START Data provided

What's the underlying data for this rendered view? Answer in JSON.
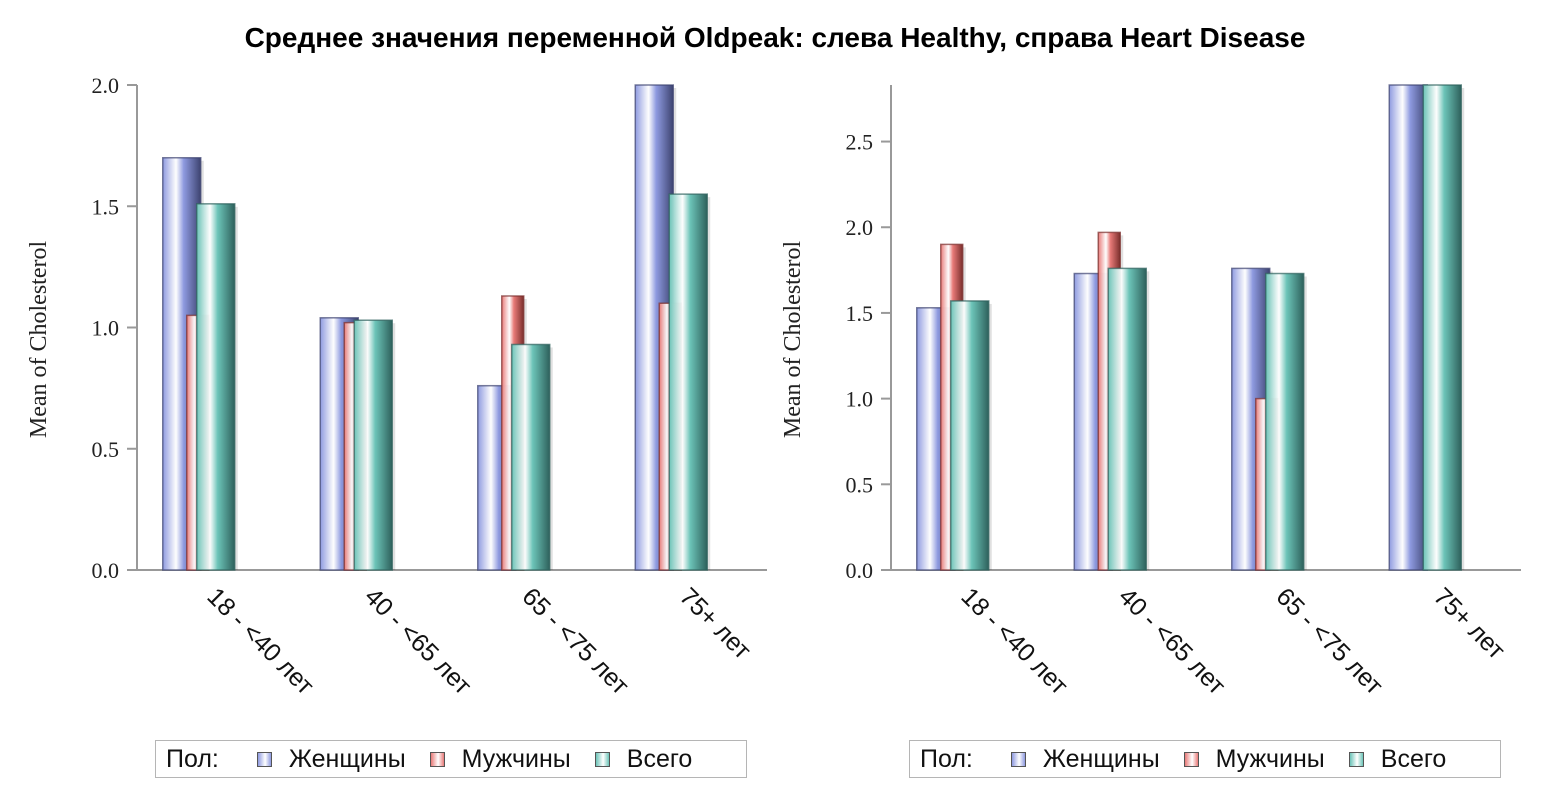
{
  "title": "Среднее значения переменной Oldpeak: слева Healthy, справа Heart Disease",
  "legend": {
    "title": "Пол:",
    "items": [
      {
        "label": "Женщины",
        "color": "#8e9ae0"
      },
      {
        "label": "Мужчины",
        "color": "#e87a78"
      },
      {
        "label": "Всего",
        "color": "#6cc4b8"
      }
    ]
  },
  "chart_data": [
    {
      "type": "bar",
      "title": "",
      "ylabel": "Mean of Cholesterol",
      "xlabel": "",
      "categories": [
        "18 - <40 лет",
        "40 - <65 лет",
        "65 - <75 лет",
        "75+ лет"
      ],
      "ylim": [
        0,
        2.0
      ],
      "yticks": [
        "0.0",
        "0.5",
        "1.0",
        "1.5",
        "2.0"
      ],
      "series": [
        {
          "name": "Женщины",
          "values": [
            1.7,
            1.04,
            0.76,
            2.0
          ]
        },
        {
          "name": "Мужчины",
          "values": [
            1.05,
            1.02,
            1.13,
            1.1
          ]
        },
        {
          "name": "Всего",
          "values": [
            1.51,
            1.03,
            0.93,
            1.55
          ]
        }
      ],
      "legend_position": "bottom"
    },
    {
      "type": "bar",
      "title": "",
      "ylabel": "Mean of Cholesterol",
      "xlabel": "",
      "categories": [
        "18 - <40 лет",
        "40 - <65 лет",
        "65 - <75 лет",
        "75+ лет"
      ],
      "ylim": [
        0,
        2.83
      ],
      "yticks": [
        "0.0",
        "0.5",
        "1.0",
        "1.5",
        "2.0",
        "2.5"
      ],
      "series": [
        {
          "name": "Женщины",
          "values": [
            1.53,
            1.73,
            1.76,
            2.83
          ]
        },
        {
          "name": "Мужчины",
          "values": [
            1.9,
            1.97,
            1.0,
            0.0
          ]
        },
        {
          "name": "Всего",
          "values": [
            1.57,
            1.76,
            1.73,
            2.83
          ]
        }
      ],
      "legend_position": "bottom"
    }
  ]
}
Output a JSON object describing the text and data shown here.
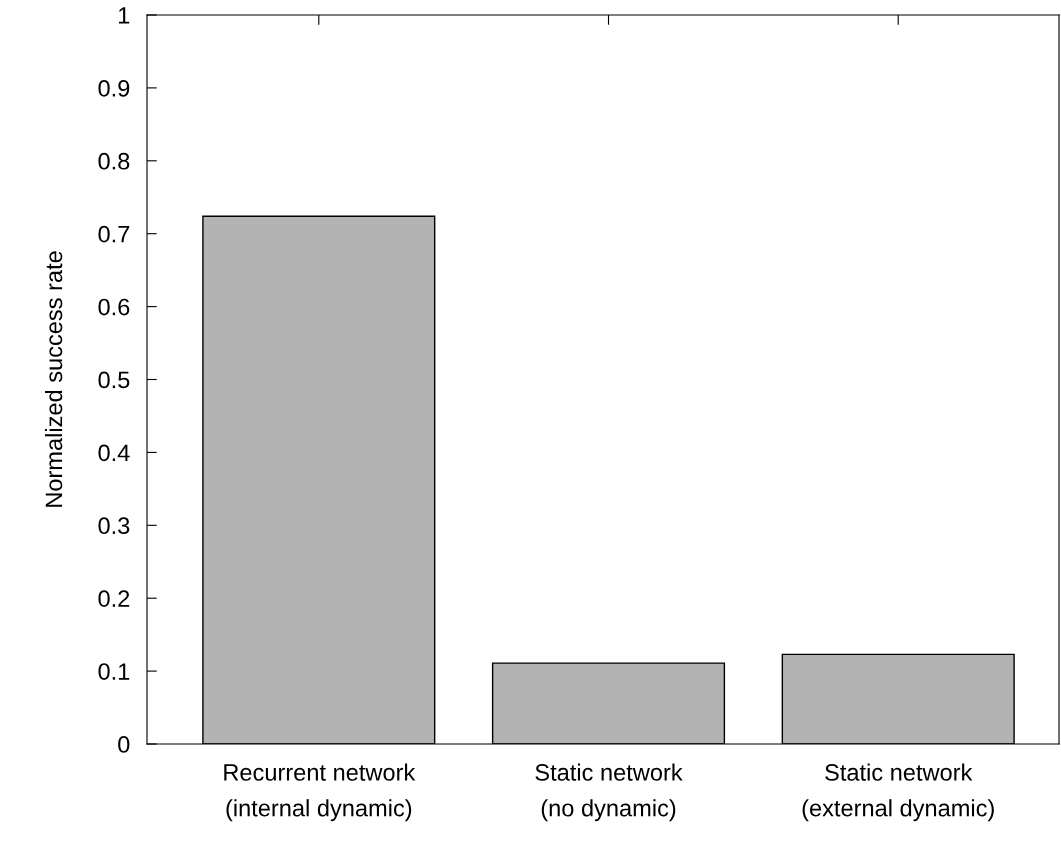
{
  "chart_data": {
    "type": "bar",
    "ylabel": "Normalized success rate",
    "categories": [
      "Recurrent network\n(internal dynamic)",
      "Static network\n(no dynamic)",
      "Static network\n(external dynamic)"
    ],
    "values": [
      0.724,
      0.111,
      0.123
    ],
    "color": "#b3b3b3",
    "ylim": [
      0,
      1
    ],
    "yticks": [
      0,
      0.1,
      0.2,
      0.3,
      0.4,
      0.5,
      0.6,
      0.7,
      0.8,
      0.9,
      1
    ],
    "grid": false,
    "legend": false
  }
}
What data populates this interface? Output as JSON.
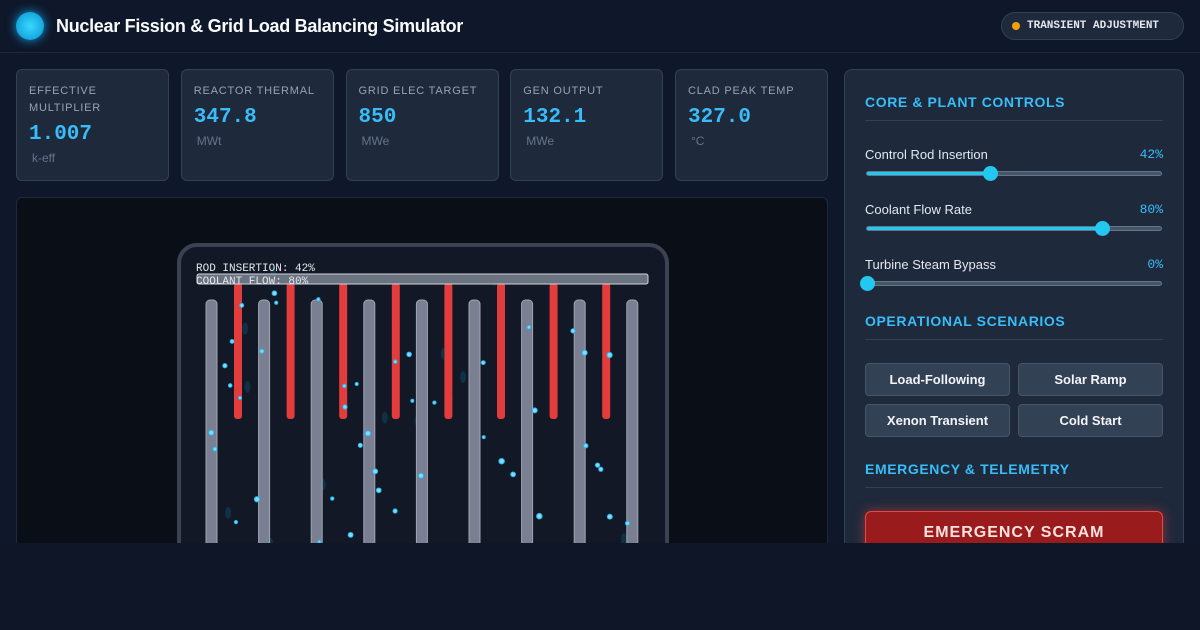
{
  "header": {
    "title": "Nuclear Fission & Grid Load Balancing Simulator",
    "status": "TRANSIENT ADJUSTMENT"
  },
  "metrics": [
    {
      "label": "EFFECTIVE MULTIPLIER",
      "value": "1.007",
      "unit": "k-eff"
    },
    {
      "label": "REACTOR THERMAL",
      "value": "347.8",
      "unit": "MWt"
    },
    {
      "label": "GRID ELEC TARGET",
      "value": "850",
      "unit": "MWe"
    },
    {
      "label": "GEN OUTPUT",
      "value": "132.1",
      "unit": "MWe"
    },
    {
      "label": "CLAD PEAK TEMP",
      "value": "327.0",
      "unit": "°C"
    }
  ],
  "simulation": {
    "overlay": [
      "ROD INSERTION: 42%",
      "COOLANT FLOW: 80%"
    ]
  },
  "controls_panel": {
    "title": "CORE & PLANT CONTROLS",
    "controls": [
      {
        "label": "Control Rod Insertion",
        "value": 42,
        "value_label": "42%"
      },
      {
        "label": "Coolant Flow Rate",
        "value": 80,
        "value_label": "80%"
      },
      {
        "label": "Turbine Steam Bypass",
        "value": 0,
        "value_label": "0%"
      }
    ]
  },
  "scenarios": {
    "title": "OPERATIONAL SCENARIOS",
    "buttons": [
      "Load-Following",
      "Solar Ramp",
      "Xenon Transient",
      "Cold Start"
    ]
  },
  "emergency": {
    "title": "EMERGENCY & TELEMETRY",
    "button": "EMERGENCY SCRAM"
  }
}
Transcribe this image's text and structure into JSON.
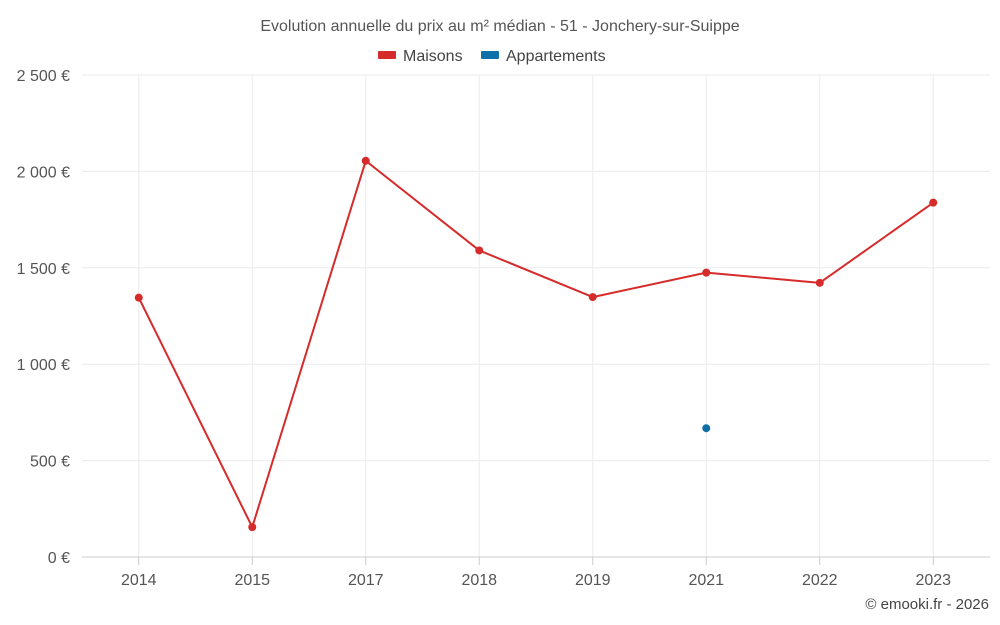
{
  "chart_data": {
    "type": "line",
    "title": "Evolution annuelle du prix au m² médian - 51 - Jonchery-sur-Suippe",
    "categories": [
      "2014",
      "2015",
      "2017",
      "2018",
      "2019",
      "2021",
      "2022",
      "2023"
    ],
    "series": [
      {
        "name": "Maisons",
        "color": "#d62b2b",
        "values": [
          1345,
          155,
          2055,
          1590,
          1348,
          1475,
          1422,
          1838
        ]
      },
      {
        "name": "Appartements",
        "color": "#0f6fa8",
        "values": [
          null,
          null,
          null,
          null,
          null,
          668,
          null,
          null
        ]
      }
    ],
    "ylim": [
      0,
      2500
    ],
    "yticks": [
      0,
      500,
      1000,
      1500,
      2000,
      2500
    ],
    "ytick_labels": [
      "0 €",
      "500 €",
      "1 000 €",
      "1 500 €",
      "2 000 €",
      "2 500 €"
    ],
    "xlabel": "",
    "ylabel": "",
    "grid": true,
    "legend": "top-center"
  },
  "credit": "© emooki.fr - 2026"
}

END Data provided

**What is being asked**
Pick out the lines above that hold the string "JSON" and show them.

**Output**
What's the underlying data for this rendered view? Answer in JSON.
Output a JSON object describing the text and data shown here.
What data populates this interface? Output as JSON.
Transcribe this image's text and structure into JSON.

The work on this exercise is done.